Problem: Could every line below be transcribed exactly, with the pictures dropped?

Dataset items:
*-*-*

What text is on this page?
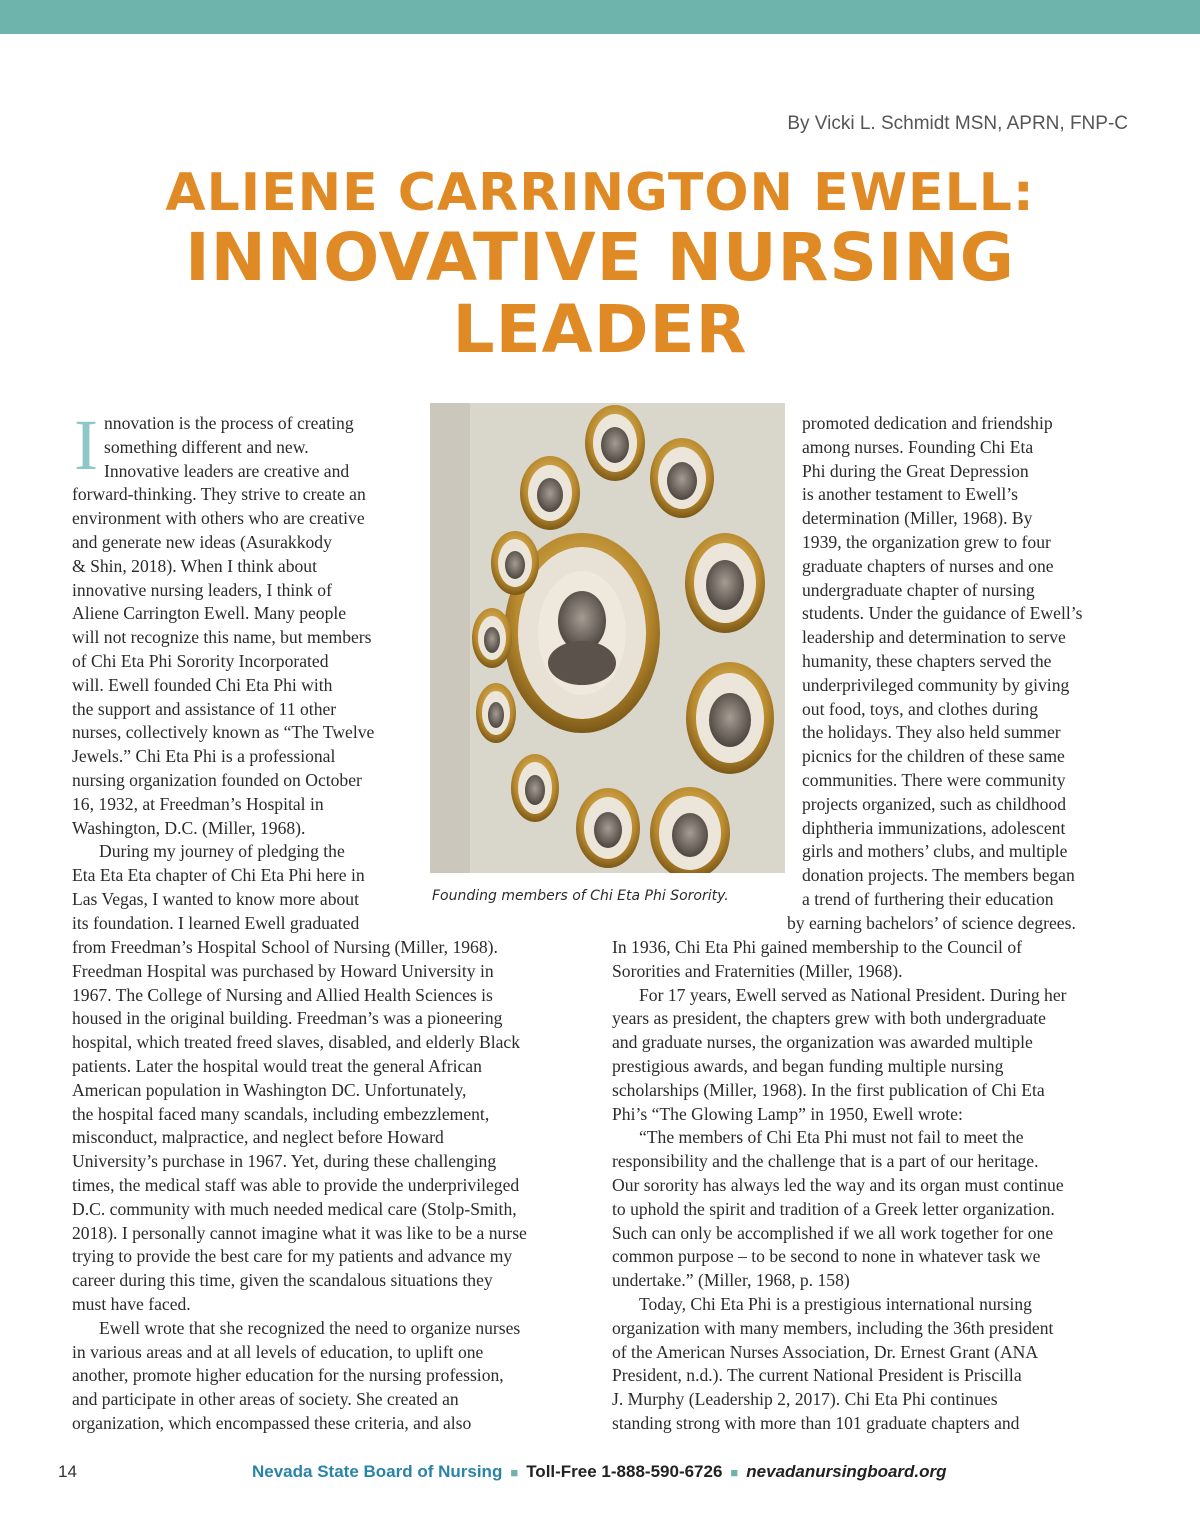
By Vicki L. Schmidt MSN, APRN, FNP-C
ALIENE CARRINGTON EWELL:
INNOVATIVE NURSING
LEADER
I nnovation is the process of creating
something different and new.
Innovative leaders are creative and
forward-thinking. They strive to create an
environment with others who are creative
and generate new ideas (Asurakkody
& Shin, 2018). When I think about
innovative nursing leaders, I think of
Aliene Carrington Ewell. Many people
will not recognize this name, but members
of Chi Eta Phi Sorority Incorporated
will. Ewell founded Chi Eta Phi with
the support and assistance of 11 other
nurses, collectively known as “The Twelve
Jewels.” Chi Eta Phi is a professional
nursing organization founded on October
16, 1932, at Freedman’s Hospital in
Washington, D.C. (Miller, 1968).
During my journey of pledging the
Eta Eta Eta chapter of Chi Eta Phi here in
Las Vegas, I wanted to know more about
its foundation. I learned Ewell graduated
Founding members of Chi Eta Phi Sorority.
promoted dedication and friendship
among nurses. Founding Chi Eta
Phi during the Great Depression
is another testament to Ewell’s
determination (Miller, 1968). By
1939, the organization grew to four
graduate chapters of nurses and one
undergraduate chapter of nursing
students. Under the guidance of Ewell’s
leadership and determination to serve
humanity, these chapters served the
underprivileged community by giving
out food, toys, and clothes during
the holidays. They also held summer
picnics for the children of these same
communities. There were community
projects organized, such as childhood
diphtheria immunizations, adolescent
girls and mothers’ clubs, and multiple
donation projects. The members began
a trend of furthering their education
by earning bachelors’ of science degrees.
from Freedman’s Hospital School of Nursing (Miller, 1968).
Freedman Hospital was purchased by Howard University in
1967. The College of Nursing and Allied Health Sciences is
housed in the original building. Freedman’s was a pioneering
hospital, which treated freed slaves, disabled, and elderly Black
patients. Later the hospital would treat the general African
American population in Washington DC. Unfortunately,
the hospital faced many scandals, including embezzlement,
misconduct, malpractice, and neglect before Howard
University’s purchase in 1967. Yet, during these challenging
times, the medical staff was able to provide the underprivileged
D.C. community with much needed medical care (Stolp-Smith,
2018). I personally cannot imagine what it was like to be a nurse
trying to provide the best care for my patients and advance my
career during this time, given the scandalous situations they
must have faced.
Ewell wrote that she recognized the need to organize nurses
in various areas and at all levels of education, to uplift one
another, promote higher education for the nursing profession,
and participate in other areas of society. She created an
organization, which encompassed these criteria, and also
In 1936, Chi Eta Phi gained membership to the Council of
Sororities and Fraternities (Miller, 1968).
For 17 years, Ewell served as National President. During her
years as president, the chapters grew with both undergraduate
and graduate nurses, the organization was awarded multiple
prestigious awards, and began funding multiple nursing
scholarships (Miller, 1968). In the first publication of Chi Eta
Phi’s “The Glowing Lamp” in 1950, Ewell wrote:
“The members of Chi Eta Phi must not fail to meet the
responsibility and the challenge that is a part of our heritage.
Our sorority has always led the way and its organ must continue
to uphold the spirit and tradition of a Greek letter organization.
Such can only be accomplished if we all work together for one
common purpose – to be second to none in whatever task we
undertake.” (Miller, 1968, p. 158)
Today, Chi Eta Phi is a prestigious international nursing
organization with many members, including the 36th president
of the American Nurses Association, Dr. Ernest Grant (ANA
President, n.d.). The current National President is Priscilla
J. Murphy (Leadership 2, 2017). Chi Eta Phi continues
standing strong with more than 101 graduate chapters and
14	Nevada State Board of Nursing ■ Toll-Free 1-888-590-6726 ■ nevadanursingboard.org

*-*-*

Answer to this exercise:
What text is on this page?
By Vicki L. Schmidt MSN, APRN, FNP-C
ALIENE CARRINGTON EWELL:
INNOVATIVE NURSING
LEADER
I nnovation is the process of creating
something different and new.
Innovative leaders are creative and
forward-thinking. They strive to create an
environment with others who are creative
and generate new ideas (Asurakkody
& Shin, 2018). When I think about
innovative nursing leaders, I think of
Aliene Carrington Ewell. Many people
will not recognize this name, but members
of Chi Eta Phi Sorority Incorporated
will. Ewell founded Chi Eta Phi with
the support and assistance of 11 other
nurses, collectively known as “The Twelve
Jewels.” Chi Eta Phi is a professional
nursing organization founded on October
16, 1932, at Freedman’s Hospital in
Washington, D.C. (Miller, 1968).
During my journey of pledging the
Eta Eta Eta chapter of Chi Eta Phi here in
Las Vegas, I wanted to know more about
its foundation. I learned Ewell graduated
Founding members of Chi Eta Phi Sorority.
promoted dedication and friendship
among nurses. Founding Chi Eta
Phi during the Great Depression
is another testament to Ewell’s
determination (Miller, 1968). By
1939, the organization grew to four
graduate chapters of nurses and one
undergraduate chapter of nursing
students. Under the guidance of Ewell’s
leadership and determination to serve
humanity, these chapters served the
underprivileged community by giving
out food, toys, and clothes during
the holidays. They also held summer
picnics for the children of these same
communities. There were community
projects organized, such as childhood
diphtheria immunizations, adolescent
girls and mothers’ clubs, and multiple
donation projects. The members began
a trend of furthering their education
by earning bachelors’ of science degrees.
from Freedman’s Hospital School of Nursing (Miller, 1968).
Freedman Hospital was purchased by Howard University in
1967. The College of Nursing and Allied Health Sciences is
housed in the original building. Freedman’s was a pioneering
hospital, which treated freed slaves, disabled, and elderly Black
patients. Later the hospital would treat the general African
American population in Washington DC. Unfortunately,
the hospital faced many scandals, including embezzlement,
misconduct, malpractice, and neglect before Howard
University’s purchase in 1967. Yet, during these challenging
times, the medical staff was able to provide the underprivileged
D.C. community with much needed medical care (Stolp-Smith,
2018). I personally cannot imagine what it was like to be a nurse
trying to provide the best care for my patients and advance my
career during this time, given the scandalous situations they
must have faced.
Ewell wrote that she recognized the need to organize nurses
in various areas and at all levels of education, to uplift one
another, promote higher education for the nursing profession,
and participate in other areas of society. She created an
organization, which encompassed these criteria, and also
In 1936, Chi Eta Phi gained membership to the Council of
Sororities and Fraternities (Miller, 1968).
For 17 years, Ewell served as National President. During her
years as president, the chapters grew with both undergraduate
and graduate nurses, the organization was awarded multiple
prestigious awards, and began funding multiple nursing
scholarships (Miller, 1968). In the first publication of Chi Eta
Phi’s “The Glowing Lamp” in 1950, Ewell wrote:
“The members of Chi Eta Phi must not fail to meet the
responsibility and the challenge that is a part of our heritage.
Our sorority has always led the way and its organ must continue
to uphold the spirit and tradition of a Greek letter organization.
Such can only be accomplished if we all work together for one
common purpose – to be second to none in whatever task we
undertake.” (Miller, 1968, p. 158)
Today, Chi Eta Phi is a prestigious international nursing
organization with many members, including the 36th president
of the American Nurses Association, Dr. Ernest Grant (ANA
President, n.d.). The current National President is Priscilla
J. Murphy (Leadership 2, 2017). Chi Eta Phi continues
standing strong with more than 101 graduate chapters and
14	Nevada State Board of Nursing ■ Toll-Free 1-888-590-6726 ■ nevadanursingboard.org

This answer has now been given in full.